(Structured figure records)
_____

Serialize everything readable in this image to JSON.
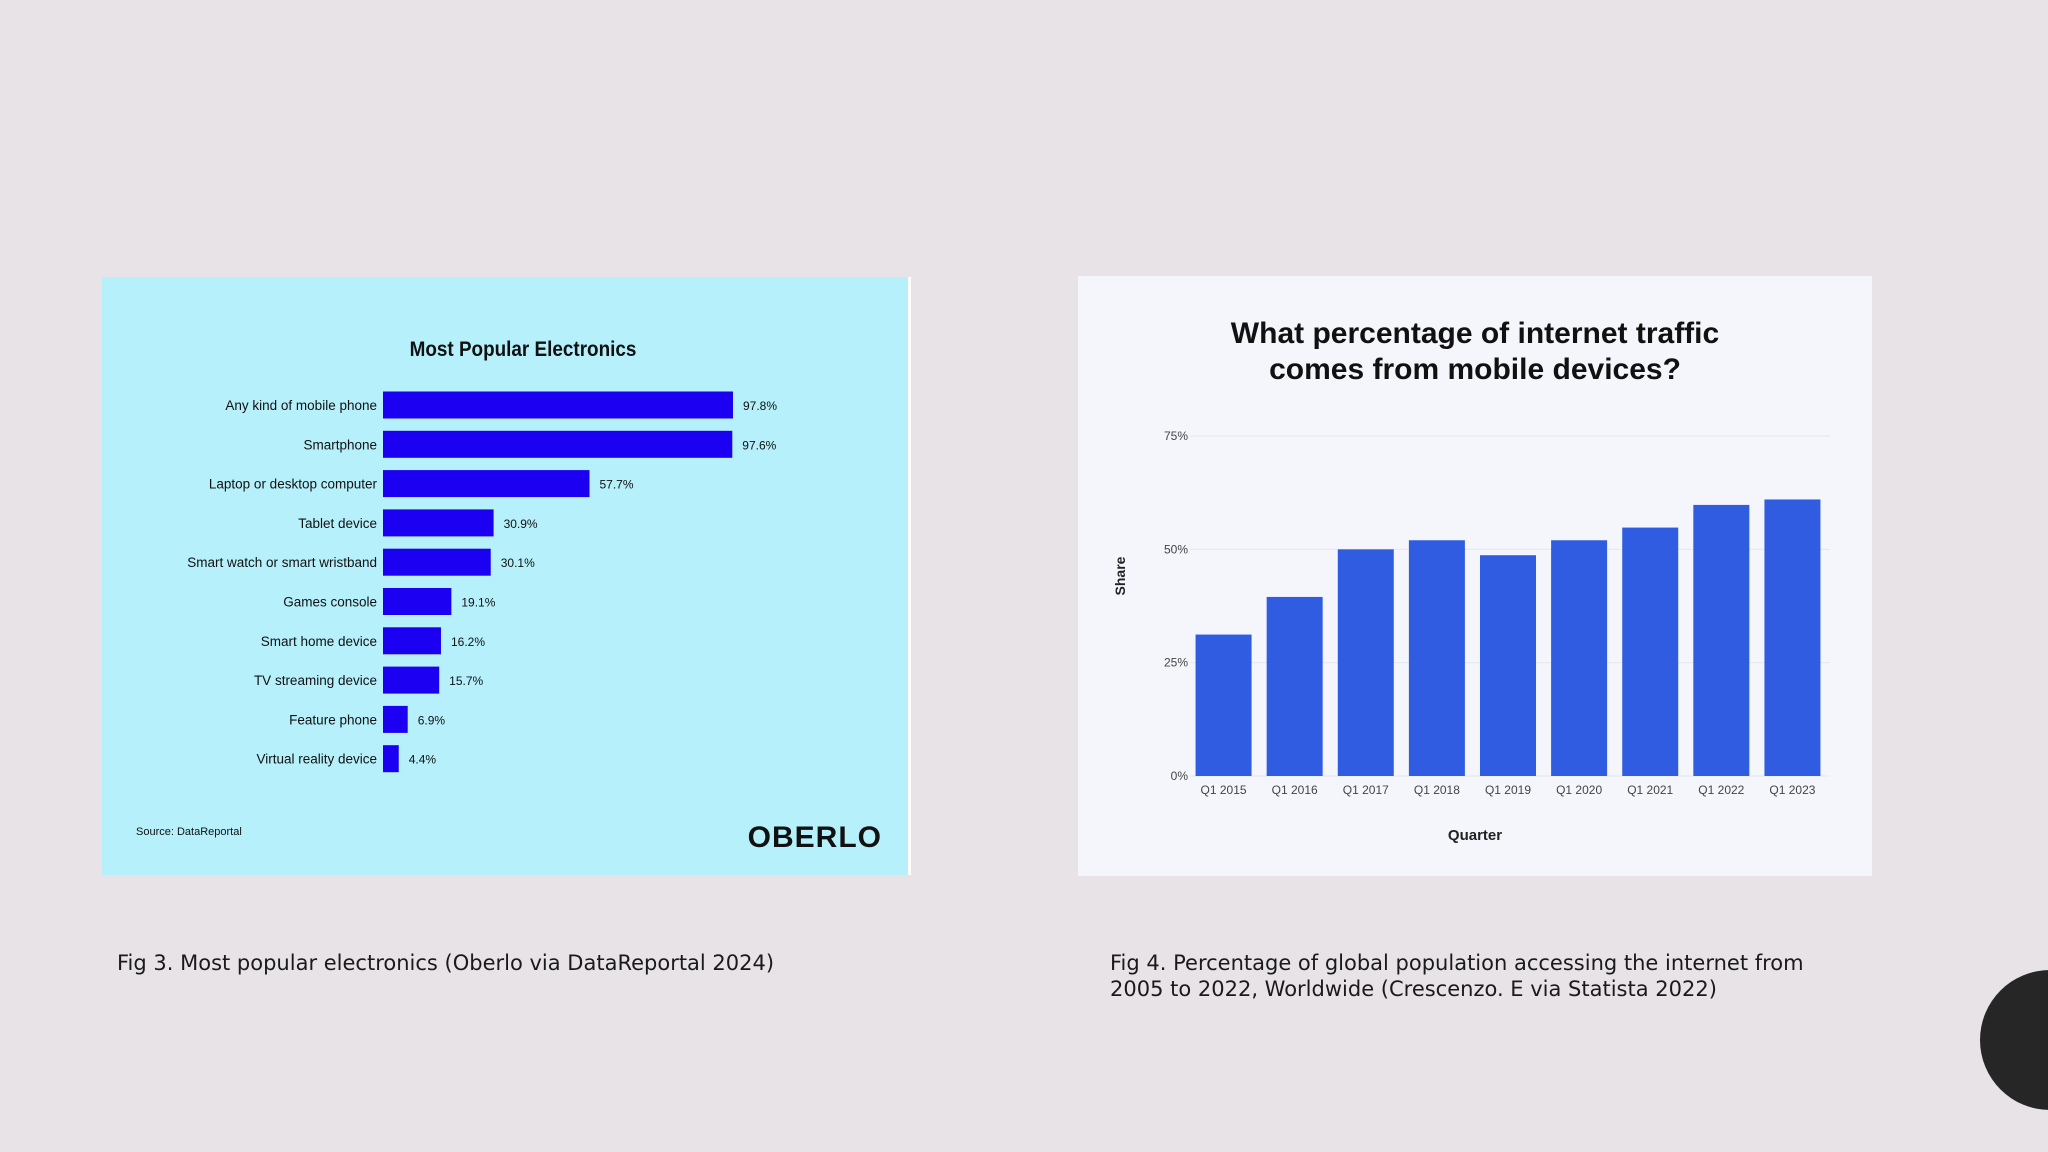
{
  "chart_data": [
    {
      "type": "bar",
      "orientation": "horizontal",
      "title": "Most Popular Electronics",
      "categories": [
        "Any kind of mobile phone",
        "Smartphone",
        "Laptop or desktop computer",
        "Tablet device",
        "Smart watch or smart wristband",
        "Games console",
        "Smart home device",
        "TV streaming device",
        "Feature phone",
        "Virtual reality device"
      ],
      "values": [
        97.8,
        97.6,
        57.7,
        30.9,
        30.1,
        19.1,
        16.2,
        15.7,
        6.9,
        4.4
      ],
      "value_labels": [
        "97.8%",
        "97.6%",
        "57.7%",
        "30.9%",
        "30.1%",
        "19.1%",
        "16.2%",
        "15.7%",
        "6.9%",
        "4.4%"
      ],
      "xlim": [
        0,
        100
      ],
      "source": "Source: DataReportal",
      "logo": "OBERLO",
      "bar_color": "#1c00f2",
      "background": "#b5f0fb"
    },
    {
      "type": "bar",
      "title_lines": [
        "What percentage of internet traffic",
        "comes from mobile devices?"
      ],
      "categories": [
        "Q1 2015",
        "Q1 2016",
        "Q1 2017",
        "Q1 2018",
        "Q1 2019",
        "Q1 2020",
        "Q1 2021",
        "Q1 2022",
        "Q1 2023"
      ],
      "values": [
        31.2,
        39.5,
        50.0,
        52.0,
        48.7,
        52.0,
        54.8,
        59.8,
        61.0
      ],
      "yticks": [
        "0%",
        "25%",
        "50%",
        "75%"
      ],
      "ylim": [
        0,
        75
      ],
      "xlabel": "Quarter",
      "ylabel": "Share",
      "bar_color": "#2f5ce0",
      "background": "#f4f6fc"
    }
  ],
  "captions": {
    "fig3": "Fig 3. Most popular electronics (Oberlo via DataReportal 2024)",
    "fig4": "Fig 4. Percentage of global population accessing the internet from 2005 to 2022, Worldwide (Crescenzo. E via Statista 2022)"
  }
}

_____

▶ **Written problem**
Copy every line above in which the string "DataReportal" shows up.

▶ **Answer to this problem**
      "source": "Source: DataReportal",
    "fig3": "Fig 3. Most popular electronics (Oberlo via DataReportal 2024)",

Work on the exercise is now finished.